# [Requirements]
Render every line of the records below as a Markdown table with the columns "Row" and "Line", numbering the rows in order and omitting any blank lines.

Start of Exercise input

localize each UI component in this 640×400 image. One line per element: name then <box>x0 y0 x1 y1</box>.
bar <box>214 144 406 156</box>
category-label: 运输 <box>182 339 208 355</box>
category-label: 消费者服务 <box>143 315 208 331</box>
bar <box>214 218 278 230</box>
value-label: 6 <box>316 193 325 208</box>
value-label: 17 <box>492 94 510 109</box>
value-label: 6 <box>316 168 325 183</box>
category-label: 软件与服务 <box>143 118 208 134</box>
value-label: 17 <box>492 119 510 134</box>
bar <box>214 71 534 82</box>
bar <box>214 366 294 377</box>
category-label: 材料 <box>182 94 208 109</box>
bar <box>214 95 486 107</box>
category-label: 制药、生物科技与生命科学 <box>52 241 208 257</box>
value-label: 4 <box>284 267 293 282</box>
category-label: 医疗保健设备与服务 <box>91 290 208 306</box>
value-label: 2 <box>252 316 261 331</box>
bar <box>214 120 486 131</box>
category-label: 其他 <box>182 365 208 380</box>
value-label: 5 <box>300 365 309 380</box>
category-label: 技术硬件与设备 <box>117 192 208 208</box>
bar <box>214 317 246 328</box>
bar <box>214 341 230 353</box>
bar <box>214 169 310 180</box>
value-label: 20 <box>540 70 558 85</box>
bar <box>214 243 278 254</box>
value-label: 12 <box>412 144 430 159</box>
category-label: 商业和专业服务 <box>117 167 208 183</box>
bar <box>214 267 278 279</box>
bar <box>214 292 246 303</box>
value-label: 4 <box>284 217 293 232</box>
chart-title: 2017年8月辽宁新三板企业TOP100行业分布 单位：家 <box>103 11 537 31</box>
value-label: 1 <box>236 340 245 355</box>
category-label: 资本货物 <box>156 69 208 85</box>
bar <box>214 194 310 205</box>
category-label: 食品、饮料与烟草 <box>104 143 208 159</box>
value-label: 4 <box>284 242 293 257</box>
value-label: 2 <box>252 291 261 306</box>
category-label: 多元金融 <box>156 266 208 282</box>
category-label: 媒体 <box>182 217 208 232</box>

End of Exercise input

# [Exercise result]
| Row | Line |
|---|---|
| 1 | localize each UI component in this 640×400 image. One line per element: name then <box>x0 y0 x1 y1</box>. |
| 2 | bar <box>214 144 406 156</box> |
| 3 | category-label: 运输 <box>182 339 208 355</box> |
| 4 | category-label: 消费者服务 <box>143 315 208 331</box> |
| 5 | bar <box>214 218 278 230</box> |
| 6 | value-label: 6 <box>316 193 325 208</box> |
| 7 | value-label: 17 <box>492 94 510 109</box> |
| 8 | value-label: 6 <box>316 168 325 183</box> |
| 9 | category-label: 软件与服务 <box>143 118 208 134</box> |
| 10 | value-label: 17 <box>492 119 510 134</box> |
| 11 | bar <box>214 71 534 82</box> |
| 12 | bar <box>214 366 294 377</box> |
| 13 | category-label: 材料 <box>182 94 208 109</box> |
| 14 | bar <box>214 95 486 107</box> |
| 15 | category-label: 制药、生物科技与生命科学 <box>52 241 208 257</box> |
| 16 | value-label: 4 <box>284 267 293 282</box> |
| 17 | category-label: 医疗保健设备与服务 <box>91 290 208 306</box> |
| 18 | value-label: 2 <box>252 316 261 331</box> |
| 19 | bar <box>214 120 486 131</box> |
| 20 | category-label: 其他 <box>182 365 208 380</box> |
| 21 | value-label: 5 <box>300 365 309 380</box> |
| 22 | category-label: 技术硬件与设备 <box>117 192 208 208</box> |
| 23 | bar <box>214 317 246 328</box> |
| 24 | bar <box>214 341 230 353</box> |
| 25 | bar <box>214 169 310 180</box> |
| 26 | value-label: 20 <box>540 70 558 85</box> |
| 27 | bar <box>214 243 278 254</box> |
| 28 | value-label: 12 <box>412 144 430 159</box> |
| 29 | category-label: 商业和专业服务 <box>117 167 208 183</box> |
| 30 | bar <box>214 267 278 279</box> |
| 31 | bar <box>214 292 246 303</box> |
| 32 | value-label: 4 <box>284 217 293 232</box> |
| 33 | chart-title: 2017年8月辽宁新三板企业TOP100行业分布 单位：家 <box>103 11 537 31</box> |
| 34 | value-label: 1 <box>236 340 245 355</box> |
| 35 | category-label: 资本货物 <box>156 69 208 85</box> |
| 36 | bar <box>214 194 310 205</box> |
| 37 | category-label: 食品、饮料与烟草 <box>104 143 208 159</box> |
| 38 | value-label: 4 <box>284 242 293 257</box> |
| 39 | value-label: 2 <box>252 291 261 306</box> |
| 40 | category-label: 多元金融 <box>156 266 208 282</box> |
| 41 | category-label: 媒体 <box>182 217 208 232</box> |